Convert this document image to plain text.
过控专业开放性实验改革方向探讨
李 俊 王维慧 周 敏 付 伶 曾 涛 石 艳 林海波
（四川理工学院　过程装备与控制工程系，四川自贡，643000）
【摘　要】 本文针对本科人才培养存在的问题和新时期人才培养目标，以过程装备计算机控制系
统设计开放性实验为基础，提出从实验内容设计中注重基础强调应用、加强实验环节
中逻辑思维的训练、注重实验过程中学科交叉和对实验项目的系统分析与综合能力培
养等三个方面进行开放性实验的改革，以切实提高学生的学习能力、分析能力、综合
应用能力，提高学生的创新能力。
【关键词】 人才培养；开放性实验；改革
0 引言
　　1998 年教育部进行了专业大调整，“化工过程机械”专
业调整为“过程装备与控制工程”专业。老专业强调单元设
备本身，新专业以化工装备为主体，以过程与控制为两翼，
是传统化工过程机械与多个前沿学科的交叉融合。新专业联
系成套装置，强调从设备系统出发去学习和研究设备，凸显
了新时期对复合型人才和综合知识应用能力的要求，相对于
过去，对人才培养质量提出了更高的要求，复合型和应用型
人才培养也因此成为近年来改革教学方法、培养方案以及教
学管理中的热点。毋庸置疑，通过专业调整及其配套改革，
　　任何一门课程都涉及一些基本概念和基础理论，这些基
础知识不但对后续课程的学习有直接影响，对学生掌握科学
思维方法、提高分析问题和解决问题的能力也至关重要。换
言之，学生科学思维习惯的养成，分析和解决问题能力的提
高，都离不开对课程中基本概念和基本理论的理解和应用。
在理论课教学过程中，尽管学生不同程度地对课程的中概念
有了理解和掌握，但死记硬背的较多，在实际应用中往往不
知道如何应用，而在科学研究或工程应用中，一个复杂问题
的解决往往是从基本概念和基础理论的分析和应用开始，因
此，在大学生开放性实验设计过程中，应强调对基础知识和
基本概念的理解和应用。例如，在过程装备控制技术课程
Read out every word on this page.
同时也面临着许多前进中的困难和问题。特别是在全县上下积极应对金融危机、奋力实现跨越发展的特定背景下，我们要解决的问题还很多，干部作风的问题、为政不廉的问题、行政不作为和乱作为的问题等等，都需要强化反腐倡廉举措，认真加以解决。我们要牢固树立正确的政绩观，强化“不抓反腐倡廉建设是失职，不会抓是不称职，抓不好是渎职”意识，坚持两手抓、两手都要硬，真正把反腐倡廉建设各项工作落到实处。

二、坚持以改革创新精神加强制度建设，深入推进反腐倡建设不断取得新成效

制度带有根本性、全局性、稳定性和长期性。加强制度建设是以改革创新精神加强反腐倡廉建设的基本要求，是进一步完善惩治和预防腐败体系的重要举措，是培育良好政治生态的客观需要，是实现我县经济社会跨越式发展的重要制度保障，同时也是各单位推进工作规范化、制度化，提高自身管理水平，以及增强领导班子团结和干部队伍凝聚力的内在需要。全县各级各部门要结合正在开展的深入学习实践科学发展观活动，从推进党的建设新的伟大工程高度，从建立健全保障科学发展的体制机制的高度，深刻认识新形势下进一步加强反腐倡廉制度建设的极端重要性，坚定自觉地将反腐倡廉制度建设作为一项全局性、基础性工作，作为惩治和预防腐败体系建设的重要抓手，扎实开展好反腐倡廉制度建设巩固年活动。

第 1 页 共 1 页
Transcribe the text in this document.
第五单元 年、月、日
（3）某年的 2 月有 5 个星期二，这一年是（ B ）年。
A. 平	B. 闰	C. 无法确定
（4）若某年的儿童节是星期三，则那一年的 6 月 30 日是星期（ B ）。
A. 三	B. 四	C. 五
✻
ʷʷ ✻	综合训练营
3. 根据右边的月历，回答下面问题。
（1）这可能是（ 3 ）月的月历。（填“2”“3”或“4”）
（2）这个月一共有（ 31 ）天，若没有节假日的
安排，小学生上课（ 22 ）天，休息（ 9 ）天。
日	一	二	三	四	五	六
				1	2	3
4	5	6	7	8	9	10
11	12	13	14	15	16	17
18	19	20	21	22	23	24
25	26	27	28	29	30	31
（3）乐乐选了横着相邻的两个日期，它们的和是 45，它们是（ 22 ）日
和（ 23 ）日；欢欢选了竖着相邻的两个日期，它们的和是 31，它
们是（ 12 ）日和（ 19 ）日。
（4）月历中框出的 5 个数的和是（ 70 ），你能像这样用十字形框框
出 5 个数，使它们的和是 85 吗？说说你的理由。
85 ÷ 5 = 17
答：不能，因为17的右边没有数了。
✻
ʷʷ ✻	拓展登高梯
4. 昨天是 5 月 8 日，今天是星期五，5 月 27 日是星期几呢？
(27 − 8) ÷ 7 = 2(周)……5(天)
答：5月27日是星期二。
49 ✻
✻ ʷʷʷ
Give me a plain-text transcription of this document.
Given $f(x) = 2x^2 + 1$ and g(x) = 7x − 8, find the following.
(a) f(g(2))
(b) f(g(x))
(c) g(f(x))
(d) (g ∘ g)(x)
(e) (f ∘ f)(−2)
——
EXERCISE BRIEF:
Pull out all lines from the entries above that include the word "this".

THE RESPONSE:
Convert this document image to plain text.
Read out every word on this page.
Transcribe the text in this document.
Give me a plain-text transcription of this document.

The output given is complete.